◆ GIVEN PROBLEM ◆
Copy every entry word for word. Skip the pictures.
--
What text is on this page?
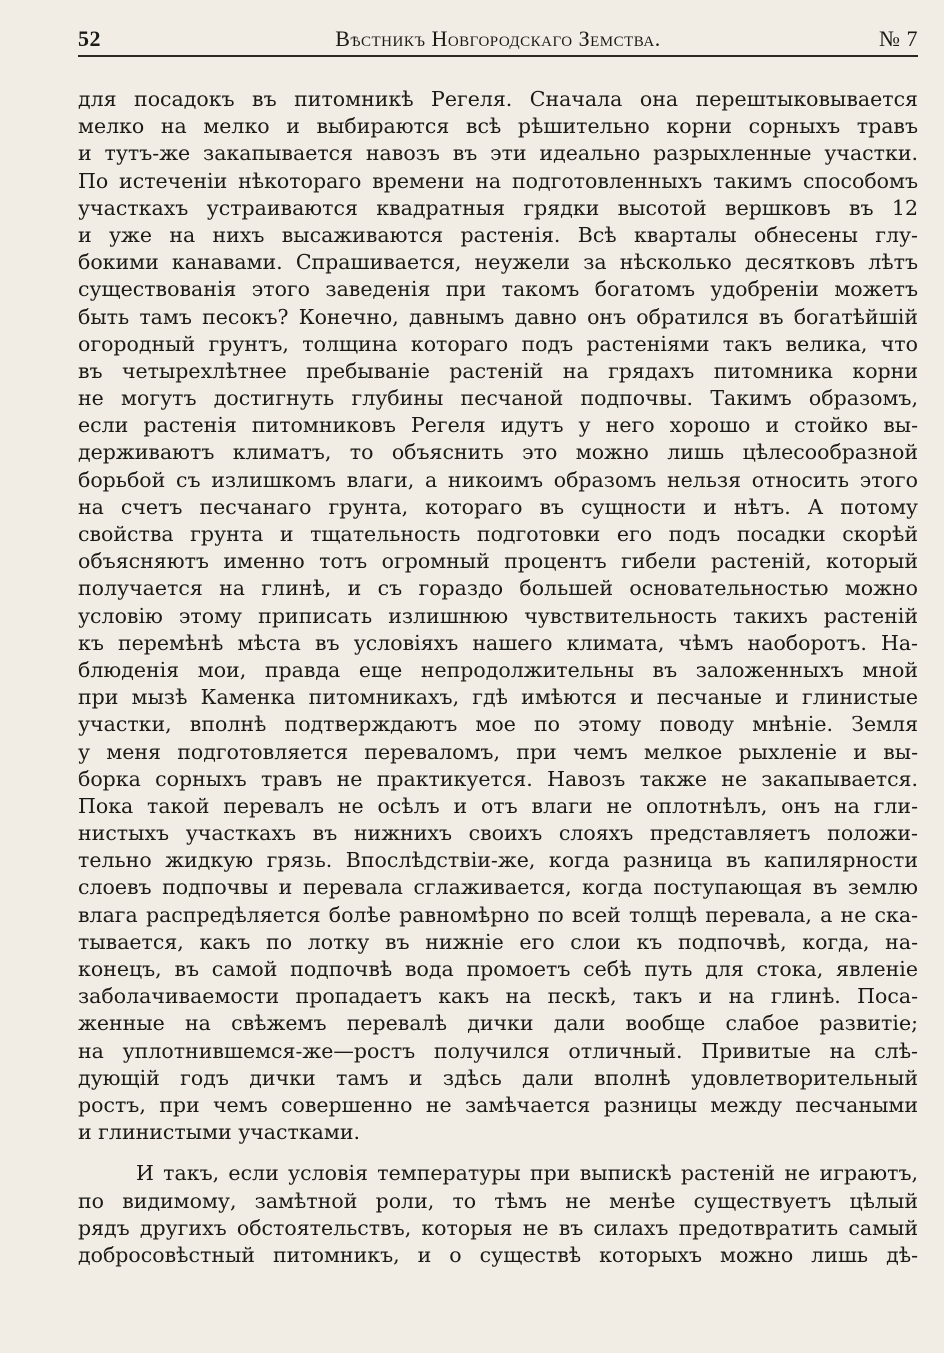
52	Вѣстникъ Новгородскаго Земства.	№ 7
для посадокъ въ питомникѣ Регеля. Сначала она перештыковывается
мелко на мелко и выбираются всѣ рѣшительно корни сорныхъ травъ
и тутъ-же закапывается навозъ въ эти идеально разрыхленные участки.
По истеченіи нѣкотораго времени на подготовленныхъ такимъ способомъ
участкахъ устраиваются квадратныя грядки высотой вершковъ въ 12
и уже на нихъ высаживаются растенія. Всѣ кварталы обнесены глу-
бокими канавами. Спрашивается, неужели за нѣсколько десятковъ лѣтъ
существованія этого заведенія при такомъ богатомъ удобреніи можетъ
быть тамъ песокъ? Конечно, давнымъ давно онъ обратился въ богатѣйшій
огородный грунтъ, толщина котораго подъ растеніями такъ велика, что
въ четырехлѣтнее пребываніе растеній на грядахъ питомника корни
не могутъ достигнуть глубины песчаной подпочвы. Такимъ образомъ,
если растенія питомниковъ Регеля идутъ у него хорошо и стойко вы-
держиваютъ климатъ, то объяснить это можно лишь цѣлесообразной
борьбой съ излишкомъ влаги, а никоимъ образомъ нельзя относить этого
на счетъ песчанаго грунта, котораго въ сущности и нѣтъ. А потому
свойства грунта и тщательность подготовки его подъ посадки скорѣй
объясняютъ именно тотъ огромный процентъ гибели растеній, который
получается на глинѣ, и съ гораздо большей основательностью можно
условію этому приписать излишнюю чувствительность такихъ растеній
къ перемѣнѣ мѣста въ условіяхъ нашего климата, чѣмъ наоборотъ. На-
блюденія мои, правда еще непродолжительны въ заложенныхъ мной
при мызѣ Каменка питомникахъ, гдѣ имѣются и песчаные и глинистые
участки, вполнѣ подтверждаютъ мое по этому поводу мнѣніе. Земля
у меня подготовляется переваломъ, при чемъ мелкое рыхленіе и вы-
борка сорныхъ травъ не практикуется. Навозъ также не закапывается.
Пока такой перевалъ не осѣлъ и отъ влаги не оплотнѣлъ, онъ на гли-
нистыхъ участкахъ въ нижнихъ своихъ слояхъ представляетъ положи-
тельно жидкую грязь. Впослѣдствіи-же, когда разница въ капилярности
слоевъ подпочвы и перевала сглаживается, когда поступающая въ землю
влага распредѣляется болѣе равномѣрно по всей толщѣ перевала, а не ска-
тывается, какъ по лотку въ нижніе его слои къ подпочвѣ, когда, на-
конецъ, въ самой подпочвѣ вода промоетъ себѣ путь для стока, явленіе
заболачиваемости пропадаетъ какъ на пескѣ, такъ и на глинѣ. Поса-
женные на свѣжемъ перевалѣ дички дали вообще слабое развитіе;
на уплотнившемся-же—ростъ получился отличный. Привитые на слѣ-
дующій годъ дички тамъ и здѣсь дали вполнѣ удовлетворительный
ростъ, при чемъ совершенно не замѣчается разницы между песчаными
и глинистыми участками.
И такъ, если условія температуры при выпискѣ растеній не играютъ,
по видимому, замѣтной роли, то тѣмъ не менѣе существуетъ цѣлый
рядъ другихъ обстоятельствъ, которыя не въ силахъ предотвратить самый
добросовѣстный питомникъ, и о существѣ которыхъ можно лишь дѣ-
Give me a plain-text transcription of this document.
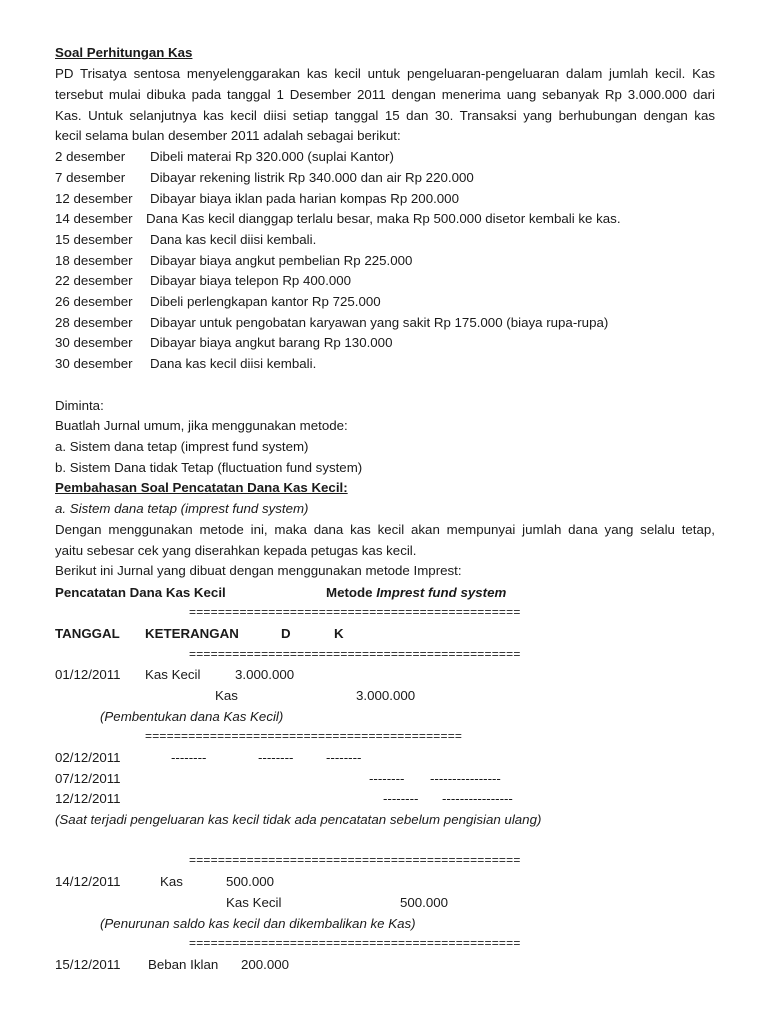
Soal Perhitungan Kas
PD Trisatya sentosa menyelenggarakan kas kecil untuk pengeluaran-pengeluaran dalam jumlah kecil. Kas
tersebut mulai dibuka pada tanggal 1 Desember 2011 dengan menerima uang sebanyak Rp 3.000.000 dari
Kas. Untuk selanjutnya kas kecil diisi setiap tanggal 15 dan 30. Transaksi yang berhubungan dengan kas
kecil selama bulan desember 2011 adalah sebagai berikut:
2 desember Dibeli materai Rp 320.000 (suplai Kantor)
7 desember Dibayar rekening listrik Rp 340.000 dan air Rp 220.000
12 desember Dibayar biaya iklan pada harian kompas Rp 200.000
14 desember Dana Kas kecil dianggap terlalu besar, maka Rp 500.000 disetor kembali ke kas.
15 desember Dana kas kecil diisi kembali.
18 desember Dibayar biaya angkut pembelian Rp 225.000
22 desember Dibayar biaya telepon Rp 400.000
26 desember Dibeli perlengkapan kantor Rp 725.000
28 desember Dibayar untuk pengobatan karyawan yang sakit Rp 175.000 (biaya rupa-rupa)
30 desember Dibayar biaya angkut barang Rp 130.000
30 desember Dana kas kecil diisi kembali.
Diminta:
Buatlah Jurnal umum, jika menggunakan metode:
a. Sistem dana tetap (imprest fund system)
b. Sistem Dana tidak Tetap (fluctuation fund system)
Pembahasan Soal Pencatatan Dana Kas Kecil:
a. Sistem dana tetap (imprest fund system)
Dengan menggunakan metode ini, maka dana kas kecil akan mempunyai jumlah dana yang selalu tetap,
yaitu sebesar cek yang diserahkan kepada petugas kas kecil.
Berikut ini Jurnal yang dibuat dengan menggunakan metode Imprest:
Pencatatan Dana Kas Kecil	Metode Imprest fund system
==============================================
TANGGAL KETERANGAN	D	K
==============================================
01/12/2011 Kas Kecil	3.000.000
Kas	3.000.000
(Pembentukan dana Kas Kecil)
============================================
02/12/2011	--------	-------- --------
07/12/2011	-------- ----------------
12/12/2011	-------- ----------------
(Saat terjadi pengeluaran kas kecil tidak ada pencatatan sebelum pengisian ulang)
==============================================
14/12/2011	Kas	500.000
Kas Kecil	500.000
(Penurunan saldo kas kecil dan dikembalikan ke Kas)
==============================================
15/12/2011 Beban Iklan 200.000
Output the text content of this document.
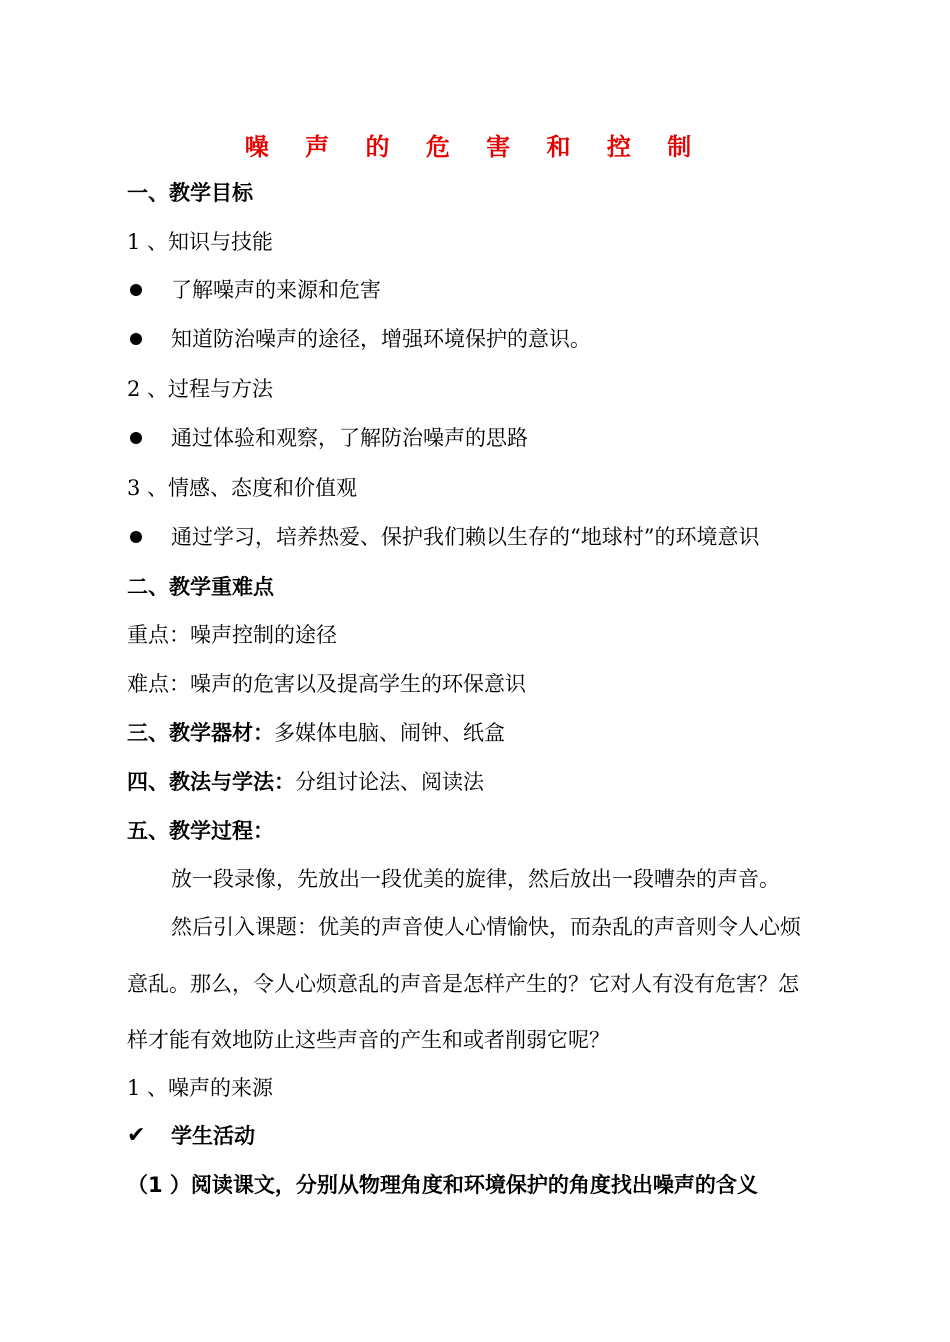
噪 声 的 危 害 和 控 制
一、教学目标
1 、知识与技能
了解噪声的来源和危害
知道防治噪声的途径，增强环境保护的意识。
2 、过程与方法
通过体验和观察，了解防治噪声的思路
3 、情感、态度和价值观
通过学习，培养热爱、保护我们赖以生存的“地球村”的环境意识
二、教学重难点
重点：噪声控制的途径
难点：噪声的危害以及提高学生的环保意识
三、教学器材：多媒体电脑、闹钟、纸盒
四、教法与学法：分组讨论法、阅读法
五、教学过程：
放一段录像，先放出一段优美的旋律，然后放出一段嘈杂的声音。
然后引入课题：优美的声音使人心情愉快，而杂乱的声音则令人心烦
意乱。那么，令人心烦意乱的声音是怎样产生的？它对人有没有危害？怎
样才能有效地防止这些声音的产生和或者削弱它呢？
1 、噪声的来源
✔ 学生活动
（1 ）阅读课文，分别从物理角度和环境保护的角度找出噪声的含义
--
◆ REPLY TO THE EXERCISE ◆
What text is on this page?
52	Вѣстникъ Новгородскаго Земства.	№ 7
для посадокъ въ питомникѣ Регеля. Сначала она перештыковывается
мелко на мелко и выбираются всѣ рѣшительно корни сорныхъ травъ
и тутъ-же закапывается навозъ въ эти идеально разрыхленные участки.
По истеченіи нѣкотораго времени на подготовленныхъ такимъ способомъ
участкахъ устраиваются квадратныя грядки высотой вершковъ въ 12
и уже на нихъ высаживаются растенія. Всѣ кварталы обнесены глу-
бокими канавами. Спрашивается, неужели за нѣсколько десятковъ лѣтъ
существованія этого заведенія при такомъ богатомъ удобреніи можетъ
быть тамъ песокъ? Конечно, давнымъ давно онъ обратился въ богатѣйшій
огородный грунтъ, толщина котораго подъ растеніями такъ велика, что
въ четырехлѣтнее пребываніе растеній на грядахъ питомника корни
не могутъ достигнуть глубины песчаной подпочвы. Такимъ образомъ,
если растенія питомниковъ Регеля идутъ у него хорошо и стойко вы-
держиваютъ климатъ, то объяснить это можно лишь цѣлесообразной
борьбой съ излишкомъ влаги, а никоимъ образомъ нельзя относить этого
на счетъ песчанаго грунта, котораго въ сущности и нѣтъ. А потому
свойства грунта и тщательность подготовки его подъ посадки скорѣй
объясняютъ именно тотъ огромный процентъ гибели растеній, который
получается на глинѣ, и съ гораздо большей основательностью можно
условію этому приписать излишнюю чувствительность такихъ растеній
къ перемѣнѣ мѣста въ условіяхъ нашего климата, чѣмъ наоборотъ. На-
блюденія мои, правда еще непродолжительны въ заложенныхъ мной
при мызѣ Каменка питомникахъ, гдѣ имѣются и песчаные и глинистые
участки, вполнѣ подтверждаютъ мое по этому поводу мнѣніе. Земля
у меня подготовляется переваломъ, при чемъ мелкое рыхленіе и вы-
борка сорныхъ травъ не практикуется. Навозъ также не закапывается.
Пока такой перевалъ не осѣлъ и отъ влаги не оплотнѣлъ, онъ на гли-
нистыхъ участкахъ въ нижнихъ своихъ слояхъ представляетъ положи-
тельно жидкую грязь. Впослѣдствіи-же, когда разница въ капилярности
слоевъ подпочвы и перевала сглаживается, когда поступающая въ землю
влага распредѣляется болѣе равномѣрно по всей толщѣ перевала, а не ска-
тывается, какъ по лотку въ нижніе его слои къ подпочвѣ, когда, на-
конецъ, въ самой подпочвѣ вода промоетъ себѣ путь для стока, явленіе
заболачиваемости пропадаетъ какъ на пескѣ, такъ и на глинѣ. Поса-
женные на свѣжемъ перевалѣ дички дали вообще слабое развитіе;
на уплотнившемся-же—ростъ получился отличный. Привитые на слѣ-
дующій годъ дички тамъ и здѣсь дали вполнѣ удовлетворительный
ростъ, при чемъ совершенно не замѣчается разницы между песчаными
и глинистыми участками.
И такъ, если условія температуры при выпискѣ растеній не играютъ,
по видимому, замѣтной роли, то тѣмъ не менѣе существуетъ цѣлый
рядъ другихъ обстоятельствъ, которыя не въ силахъ предотвратить самый
добросовѣстный питомникъ, и о существѣ которыхъ можно лишь дѣ-
Give me a plain-text transcription of this document.
Soal Perhitungan Kas
PD Trisatya sentosa menyelenggarakan kas kecil untuk pengeluaran-pengeluaran dalam jumlah kecil. Kas
tersebut mulai dibuka pada tanggal 1 Desember 2011 dengan menerima uang sebanyak Rp 3.000.000 dari
Kas. Untuk selanjutnya kas kecil diisi setiap tanggal 15 dan 30. Transaksi yang berhubungan dengan kas
kecil selama bulan desember 2011 adalah sebagai berikut:
2 desember Dibeli materai Rp 320.000 (suplai Kantor)
7 desember Dibayar rekening listrik Rp 340.000 dan air Rp 220.000
12 desember Dibayar biaya iklan pada harian kompas Rp 200.000
14 desember Dana Kas kecil dianggap terlalu besar, maka Rp 500.000 disetor kembali ke kas.
15 desember Dana kas kecil diisi kembali.
18 desember Dibayar biaya angkut pembelian Rp 225.000
22 desember Dibayar biaya telepon Rp 400.000
26 desember Dibeli perlengkapan kantor Rp 725.000
28 desember Dibayar untuk pengobatan karyawan yang sakit Rp 175.000 (biaya rupa-rupa)
30 desember Dibayar biaya angkut barang Rp 130.000
30 desember Dana kas kecil diisi kembali.
Diminta:
Buatlah Jurnal umum, jika menggunakan metode:
a. Sistem dana tetap (imprest fund system)
b. Sistem Dana tidak Tetap (fluctuation fund system)
Pembahasan Soal Pencatatan Dana Kas Kecil:
a. Sistem dana tetap (imprest fund system)
Dengan menggunakan metode ini, maka dana kas kecil akan mempunyai jumlah dana yang selalu tetap,
yaitu sebesar cek yang diserahkan kepada petugas kas kecil.
Berikut ini Jurnal yang dibuat dengan menggunakan metode Imprest:
Pencatatan Dana Kas Kecil	Metode Imprest fund system
==============================================
TANGGAL KETERANGAN	D	K
==============================================
01/12/2011 Kas Kecil	3.000.000
Kas	3.000.000
(Pembentukan dana Kas Kecil)
============================================
02/12/2011	--------	-------- --------
07/12/2011	-------- ----------------
12/12/2011	-------- ----------------
(Saat terjadi pengeluaran kas kecil tidak ada pencatatan sebelum pengisian ulang)
==============================================
14/12/2011	Kas	500.000
Kas Kecil	500.000
(Penurunan saldo kas kecil dan dikembalikan ke Kas)
==============================================
15/12/2011 Beban Iklan 200.000
Output the text content of this document.
噪 声 的 危 害 和 控 制
一、教学目标
1 、知识与技能
了解噪声的来源和危害
知道防治噪声的途径，增强环境保护的意识。
2 、过程与方法
通过体验和观察，了解防治噪声的思路
3 、情感、态度和价值观
通过学习，培养热爱、保护我们赖以生存的“地球村”的环境意识
二、教学重难点
重点：噪声控制的途径
难点：噪声的危害以及提高学生的环保意识
三、教学器材：多媒体电脑、闹钟、纸盒
四、教法与学法：分组讨论法、阅读法
五、教学过程：
放一段录像，先放出一段优美的旋律，然后放出一段嘈杂的声音。
然后引入课题：优美的声音使人心情愉快，而杂乱的声音则令人心烦
意乱。那么，令人心烦意乱的声音是怎样产生的？它对人有没有危害？怎
样才能有效地防止这些声音的产生和或者削弱它呢？
1 、噪声的来源
✔ 学生活动
（1 ）阅读课文，分别从物理角度和环境保护的角度找出噪声的含义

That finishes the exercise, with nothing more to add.